▸ CHALLENGE
Examine the entries and show every line in which the word "Filter" is found.
***** RECORDS SUPPLIED
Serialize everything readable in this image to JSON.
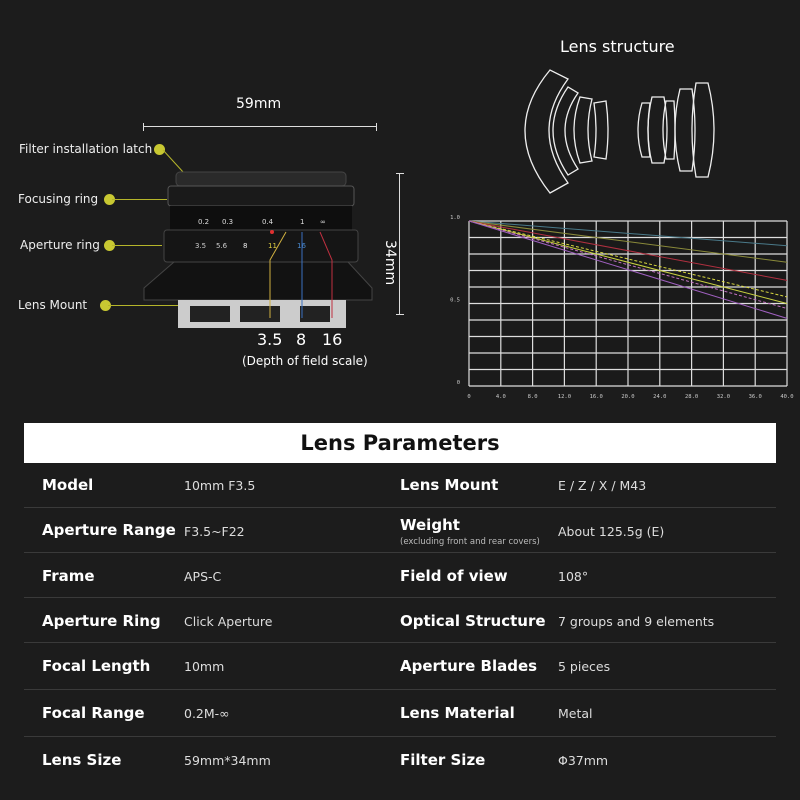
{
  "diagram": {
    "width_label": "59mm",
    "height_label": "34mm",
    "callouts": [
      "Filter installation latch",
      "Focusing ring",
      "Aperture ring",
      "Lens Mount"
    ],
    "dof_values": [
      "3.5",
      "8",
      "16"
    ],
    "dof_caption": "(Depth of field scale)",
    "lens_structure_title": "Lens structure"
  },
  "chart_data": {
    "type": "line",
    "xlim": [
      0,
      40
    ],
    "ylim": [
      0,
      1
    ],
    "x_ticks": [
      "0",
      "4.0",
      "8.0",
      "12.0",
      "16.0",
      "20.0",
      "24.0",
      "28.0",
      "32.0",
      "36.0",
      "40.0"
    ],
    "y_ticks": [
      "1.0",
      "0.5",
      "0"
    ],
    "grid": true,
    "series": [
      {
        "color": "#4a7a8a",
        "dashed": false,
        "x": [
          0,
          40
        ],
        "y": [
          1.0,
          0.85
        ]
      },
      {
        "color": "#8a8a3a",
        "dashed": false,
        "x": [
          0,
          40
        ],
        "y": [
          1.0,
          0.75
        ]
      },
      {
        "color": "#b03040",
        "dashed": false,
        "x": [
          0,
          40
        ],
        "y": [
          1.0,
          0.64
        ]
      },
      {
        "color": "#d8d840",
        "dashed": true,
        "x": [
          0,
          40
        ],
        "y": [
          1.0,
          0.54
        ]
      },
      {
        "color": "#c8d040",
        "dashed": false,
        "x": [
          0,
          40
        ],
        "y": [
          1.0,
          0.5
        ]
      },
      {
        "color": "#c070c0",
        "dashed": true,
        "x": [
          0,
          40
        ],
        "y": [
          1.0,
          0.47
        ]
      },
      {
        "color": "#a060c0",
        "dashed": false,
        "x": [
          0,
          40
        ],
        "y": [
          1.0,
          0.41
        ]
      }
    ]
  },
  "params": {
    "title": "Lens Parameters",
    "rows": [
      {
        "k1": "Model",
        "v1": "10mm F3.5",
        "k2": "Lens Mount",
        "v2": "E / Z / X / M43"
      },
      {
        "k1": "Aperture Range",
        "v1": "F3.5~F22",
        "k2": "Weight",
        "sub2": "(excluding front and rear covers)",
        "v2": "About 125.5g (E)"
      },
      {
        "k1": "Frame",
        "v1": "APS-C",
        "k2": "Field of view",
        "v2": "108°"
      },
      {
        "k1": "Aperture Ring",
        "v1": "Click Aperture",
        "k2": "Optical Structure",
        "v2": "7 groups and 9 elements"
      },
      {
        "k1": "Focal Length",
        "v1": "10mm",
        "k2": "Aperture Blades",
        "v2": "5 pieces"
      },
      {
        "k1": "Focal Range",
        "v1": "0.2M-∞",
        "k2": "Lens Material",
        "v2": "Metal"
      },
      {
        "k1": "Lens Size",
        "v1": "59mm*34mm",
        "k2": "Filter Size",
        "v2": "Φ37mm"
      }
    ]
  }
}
**********
▸ IN RESPONSE
      "Filter installation latch",
        "k2": "Filter Size",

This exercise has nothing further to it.